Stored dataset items
* * * *
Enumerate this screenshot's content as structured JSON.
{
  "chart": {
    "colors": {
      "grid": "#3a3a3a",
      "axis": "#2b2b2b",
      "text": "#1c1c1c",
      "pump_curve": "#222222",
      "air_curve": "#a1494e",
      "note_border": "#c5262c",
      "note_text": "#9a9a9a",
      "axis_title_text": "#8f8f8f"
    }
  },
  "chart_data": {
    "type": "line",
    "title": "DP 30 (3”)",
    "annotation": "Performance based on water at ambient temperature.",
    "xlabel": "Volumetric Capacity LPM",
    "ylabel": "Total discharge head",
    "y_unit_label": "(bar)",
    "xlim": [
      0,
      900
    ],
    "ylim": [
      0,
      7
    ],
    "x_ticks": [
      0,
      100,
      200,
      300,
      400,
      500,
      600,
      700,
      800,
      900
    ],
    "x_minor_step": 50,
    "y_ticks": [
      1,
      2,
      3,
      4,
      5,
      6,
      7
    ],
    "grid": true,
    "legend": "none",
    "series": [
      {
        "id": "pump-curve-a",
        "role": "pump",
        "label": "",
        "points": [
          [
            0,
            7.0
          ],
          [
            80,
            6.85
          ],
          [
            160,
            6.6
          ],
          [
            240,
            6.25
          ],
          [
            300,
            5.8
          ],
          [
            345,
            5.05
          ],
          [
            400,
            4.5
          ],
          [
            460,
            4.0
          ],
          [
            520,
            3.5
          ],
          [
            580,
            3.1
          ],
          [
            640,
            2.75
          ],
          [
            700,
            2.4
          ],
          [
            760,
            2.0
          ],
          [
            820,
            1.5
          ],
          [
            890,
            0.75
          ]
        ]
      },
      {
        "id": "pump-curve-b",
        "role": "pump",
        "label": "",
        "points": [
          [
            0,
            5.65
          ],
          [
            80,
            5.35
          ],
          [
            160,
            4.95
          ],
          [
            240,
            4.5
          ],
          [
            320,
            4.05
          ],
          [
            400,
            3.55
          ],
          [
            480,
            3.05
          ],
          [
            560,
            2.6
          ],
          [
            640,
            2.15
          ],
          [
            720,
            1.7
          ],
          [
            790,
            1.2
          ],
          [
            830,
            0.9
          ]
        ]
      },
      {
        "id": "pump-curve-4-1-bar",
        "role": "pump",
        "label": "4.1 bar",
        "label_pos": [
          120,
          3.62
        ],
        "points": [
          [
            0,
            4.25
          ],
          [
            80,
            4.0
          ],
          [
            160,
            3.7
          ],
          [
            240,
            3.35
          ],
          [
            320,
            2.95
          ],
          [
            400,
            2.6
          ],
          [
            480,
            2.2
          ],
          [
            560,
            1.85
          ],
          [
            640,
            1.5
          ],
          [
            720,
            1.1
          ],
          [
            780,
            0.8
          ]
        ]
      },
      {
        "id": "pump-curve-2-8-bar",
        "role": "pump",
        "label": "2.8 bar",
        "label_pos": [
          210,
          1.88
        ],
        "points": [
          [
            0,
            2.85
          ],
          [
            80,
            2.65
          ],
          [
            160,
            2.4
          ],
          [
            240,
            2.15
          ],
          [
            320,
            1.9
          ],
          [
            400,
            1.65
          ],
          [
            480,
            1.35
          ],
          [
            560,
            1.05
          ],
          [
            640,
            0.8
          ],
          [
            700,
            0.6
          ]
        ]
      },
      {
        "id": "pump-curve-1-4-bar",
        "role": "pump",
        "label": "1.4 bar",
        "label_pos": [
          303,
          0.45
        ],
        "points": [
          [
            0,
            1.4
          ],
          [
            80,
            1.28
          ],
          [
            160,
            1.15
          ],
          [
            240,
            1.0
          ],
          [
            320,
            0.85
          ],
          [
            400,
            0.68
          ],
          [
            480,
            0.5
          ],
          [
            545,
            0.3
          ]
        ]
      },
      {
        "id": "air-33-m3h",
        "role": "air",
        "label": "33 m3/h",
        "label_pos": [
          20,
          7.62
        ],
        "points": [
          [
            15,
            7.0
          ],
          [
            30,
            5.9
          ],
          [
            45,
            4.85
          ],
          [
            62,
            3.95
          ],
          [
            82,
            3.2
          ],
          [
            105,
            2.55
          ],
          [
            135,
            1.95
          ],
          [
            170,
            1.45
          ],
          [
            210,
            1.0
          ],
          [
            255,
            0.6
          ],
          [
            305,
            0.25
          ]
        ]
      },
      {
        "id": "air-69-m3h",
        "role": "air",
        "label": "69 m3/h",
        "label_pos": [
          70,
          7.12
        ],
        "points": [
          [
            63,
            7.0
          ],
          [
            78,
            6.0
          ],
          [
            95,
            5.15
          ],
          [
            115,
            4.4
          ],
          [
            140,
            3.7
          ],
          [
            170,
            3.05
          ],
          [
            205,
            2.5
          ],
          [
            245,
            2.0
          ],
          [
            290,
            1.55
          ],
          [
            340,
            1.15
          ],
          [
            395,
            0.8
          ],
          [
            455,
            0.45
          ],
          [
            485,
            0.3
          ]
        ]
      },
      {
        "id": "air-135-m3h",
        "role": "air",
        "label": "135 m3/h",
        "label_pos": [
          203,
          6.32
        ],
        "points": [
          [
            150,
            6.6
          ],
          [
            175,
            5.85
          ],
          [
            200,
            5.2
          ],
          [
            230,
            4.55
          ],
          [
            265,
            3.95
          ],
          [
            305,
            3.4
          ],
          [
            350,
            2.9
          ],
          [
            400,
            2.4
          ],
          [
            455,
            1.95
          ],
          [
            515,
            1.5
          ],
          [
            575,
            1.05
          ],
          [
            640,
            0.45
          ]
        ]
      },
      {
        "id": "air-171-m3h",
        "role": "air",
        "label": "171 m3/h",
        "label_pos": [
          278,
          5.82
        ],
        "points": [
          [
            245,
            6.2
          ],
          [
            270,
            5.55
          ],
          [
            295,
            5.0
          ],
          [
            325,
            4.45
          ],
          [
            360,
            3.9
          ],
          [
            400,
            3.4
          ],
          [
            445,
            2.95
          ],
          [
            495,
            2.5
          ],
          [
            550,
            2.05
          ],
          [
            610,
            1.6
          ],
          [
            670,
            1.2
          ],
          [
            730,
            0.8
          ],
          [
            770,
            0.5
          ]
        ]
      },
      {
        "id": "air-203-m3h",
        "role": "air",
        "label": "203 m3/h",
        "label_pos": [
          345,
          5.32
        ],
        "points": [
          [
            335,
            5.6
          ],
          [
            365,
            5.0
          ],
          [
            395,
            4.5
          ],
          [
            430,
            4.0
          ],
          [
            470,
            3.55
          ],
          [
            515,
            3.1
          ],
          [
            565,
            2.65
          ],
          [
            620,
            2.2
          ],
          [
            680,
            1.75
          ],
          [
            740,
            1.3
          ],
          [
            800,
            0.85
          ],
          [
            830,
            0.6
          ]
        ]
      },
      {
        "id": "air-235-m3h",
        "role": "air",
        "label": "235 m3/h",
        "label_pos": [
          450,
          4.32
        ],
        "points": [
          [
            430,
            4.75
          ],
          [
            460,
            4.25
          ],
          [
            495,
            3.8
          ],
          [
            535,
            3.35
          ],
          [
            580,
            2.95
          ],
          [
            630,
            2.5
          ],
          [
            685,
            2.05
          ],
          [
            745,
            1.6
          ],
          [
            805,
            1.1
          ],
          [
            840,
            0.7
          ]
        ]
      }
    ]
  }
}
* * * *
Retype all of the material, keeping each line exact.

Task solution |
Enumerate this screenshot's content as structured JSON.
{
  "chart": {
    "colors": {
      "grid": "#3a3a3a",
      "axis": "#2b2b2b",
      "text": "#1c1c1c",
      "pump_curve": "#222222",
      "air_curve": "#a1494e",
      "note_border": "#c5262c",
      "note_text": "#9a9a9a",
      "axis_title_text": "#8f8f8f"
    }
  },
  "chart_data": {
    "type": "line",
    "title": "DP 30 (3”)",
    "annotation": "Performance based on water at ambient temperature.",
    "xlabel": "Volumetric Capacity LPM",
    "ylabel": "Total discharge head",
    "y_unit_label": "(bar)",
    "xlim": [
      0,
      900
    ],
    "ylim": [
      0,
      7
    ],
    "x_ticks": [
      0,
      100,
      200,
      300,
      400,
      500,
      600,
      700,
      800,
      900
    ],
    "x_minor_step": 50,
    "y_ticks": [
      1,
      2,
      3,
      4,
      5,
      6,
      7
    ],
    "grid": true,
    "legend": "none",
    "series": [
      {
        "id": "pump-curve-a",
        "role": "pump",
        "label": "",
        "points": [
          [
            0,
            7.0
          ],
          [
            80,
            6.85
          ],
          [
            160,
            6.6
          ],
          [
            240,
            6.25
          ],
          [
            300,
            5.8
          ],
          [
            345,
            5.05
          ],
          [
            400,
            4.5
          ],
          [
            460,
            4.0
          ],
          [
            520,
            3.5
          ],
          [
            580,
            3.1
          ],
          [
            640,
            2.75
          ],
          [
            700,
            2.4
          ],
          [
            760,
            2.0
          ],
          [
            820,
            1.5
          ],
          [
            890,
            0.75
          ]
        ]
      },
      {
        "id": "pump-curve-b",
        "role": "pump",
        "label": "",
        "points": [
          [
            0,
            5.65
          ],
          [
            80,
            5.35
          ],
          [
            160,
            4.95
          ],
          [
            240,
            4.5
          ],
          [
            320,
            4.05
          ],
          [
            400,
            3.55
          ],
          [
            480,
            3.05
          ],
          [
            560,
            2.6
          ],
          [
            640,
            2.15
          ],
          [
            720,
            1.7
          ],
          [
            790,
            1.2
          ],
          [
            830,
            0.9
          ]
        ]
      },
      {
        "id": "pump-curve-4-1-bar",
        "role": "pump",
        "label": "4.1 bar",
        "label_pos": [
          120,
          3.62
        ],
        "points": [
          [
            0,
            4.25
          ],
          [
            80,
            4.0
          ],
          [
            160,
            3.7
          ],
          [
            240,
            3.35
          ],
          [
            320,
            2.95
          ],
          [
            400,
            2.6
          ],
          [
            480,
            2.2
          ],
          [
            560,
            1.85
          ],
          [
            640,
            1.5
          ],
          [
            720,
            1.1
          ],
          [
            780,
            0.8
          ]
        ]
      },
      {
        "id": "pump-curve-2-8-bar",
        "role": "pump",
        "label": "2.8 bar",
        "label_pos": [
          210,
          1.88
        ],
        "points": [
          [
            0,
            2.85
          ],
          [
            80,
            2.65
          ],
          [
            160,
            2.4
          ],
          [
            240,
            2.15
          ],
          [
            320,
            1.9
          ],
          [
            400,
            1.65
          ],
          [
            480,
            1.35
          ],
          [
            560,
            1.05
          ],
          [
            640,
            0.8
          ],
          [
            700,
            0.6
          ]
        ]
      },
      {
        "id": "pump-curve-1-4-bar",
        "role": "pump",
        "label": "1.4 bar",
        "label_pos": [
          303,
          0.45
        ],
        "points": [
          [
            0,
            1.4
          ],
          [
            80,
            1.28
          ],
          [
            160,
            1.15
          ],
          [
            240,
            1.0
          ],
          [
            320,
            0.85
          ],
          [
            400,
            0.68
          ],
          [
            480,
            0.5
          ],
          [
            545,
            0.3
          ]
        ]
      },
      {
        "id": "air-33-m3h",
        "role": "air",
        "label": "33 m3/h",
        "label_pos": [
          20,
          7.62
        ],
        "points": [
          [
            15,
            7.0
          ],
          [
            30,
            5.9
          ],
          [
            45,
            4.85
          ],
          [
            62,
            3.95
          ],
          [
            82,
            3.2
          ],
          [
            105,
            2.55
          ],
          [
            135,
            1.95
          ],
          [
            170,
            1.45
          ],
          [
            210,
            1.0
          ],
          [
            255,
            0.6
          ],
          [
            305,
            0.25
          ]
        ]
      },
      {
        "id": "air-69-m3h",
        "role": "air",
        "label": "69 m3/h",
        "label_pos": [
          70,
          7.12
        ],
        "points": [
          [
            63,
            7.0
          ],
          [
            78,
            6.0
          ],
          [
            95,
            5.15
          ],
          [
            115,
            4.4
          ],
          [
            140,
            3.7
          ],
          [
            170,
            3.05
          ],
          [
            205,
            2.5
          ],
          [
            245,
            2.0
          ],
          [
            290,
            1.55
          ],
          [
            340,
            1.15
          ],
          [
            395,
            0.8
          ],
          [
            455,
            0.45
          ],
          [
            485,
            0.3
          ]
        ]
      },
      {
        "id": "air-135-m3h",
        "role": "air",
        "label": "135 m3/h",
        "label_pos": [
          203,
          6.32
        ],
        "points": [
          [
            150,
            6.6
          ],
          [
            175,
            5.85
          ],
          [
            200,
            5.2
          ],
          [
            230,
            4.55
          ],
          [
            265,
            3.95
          ],
          [
            305,
            3.4
          ],
          [
            350,
            2.9
          ],
          [
            400,
            2.4
          ],
          [
            455,
            1.95
          ],
          [
            515,
            1.5
          ],
          [
            575,
            1.05
          ],
          [
            640,
            0.45
          ]
        ]
      },
      {
        "id": "air-171-m3h",
        "role": "air",
        "label": "171 m3/h",
        "label_pos": [
          278,
          5.82
        ],
        "points": [
          [
            245,
            6.2
          ],
          [
            270,
            5.55
          ],
          [
            295,
            5.0
          ],
          [
            325,
            4.45
          ],
          [
            360,
            3.9
          ],
          [
            400,
            3.4
          ],
          [
            445,
            2.95
          ],
          [
            495,
            2.5
          ],
          [
            550,
            2.05
          ],
          [
            610,
            1.6
          ],
          [
            670,
            1.2
          ],
          [
            730,
            0.8
          ],
          [
            770,
            0.5
          ]
        ]
      },
      {
        "id": "air-203-m3h",
        "role": "air",
        "label": "203 m3/h",
        "label_pos": [
          345,
          5.32
        ],
        "points": [
          [
            335,
            5.6
          ],
          [
            365,
            5.0
          ],
          [
            395,
            4.5
          ],
          [
            430,
            4.0
          ],
          [
            470,
            3.55
          ],
          [
            515,
            3.1
          ],
          [
            565,
            2.65
          ],
          [
            620,
            2.2
          ],
          [
            680,
            1.75
          ],
          [
            740,
            1.3
          ],
          [
            800,
            0.85
          ],
          [
            830,
            0.6
          ]
        ]
      },
      {
        "id": "air-235-m3h",
        "role": "air",
        "label": "235 m3/h",
        "label_pos": [
          450,
          4.32
        ],
        "points": [
          [
            430,
            4.75
          ],
          [
            460,
            4.25
          ],
          [
            495,
            3.8
          ],
          [
            535,
            3.35
          ],
          [
            580,
            2.95
          ],
          [
            630,
            2.5
          ],
          [
            685,
            2.05
          ],
          [
            745,
            1.6
          ],
          [
            805,
            1.1
          ],
          [
            840,
            0.7
          ]
        ]
      }
    ]
  }
}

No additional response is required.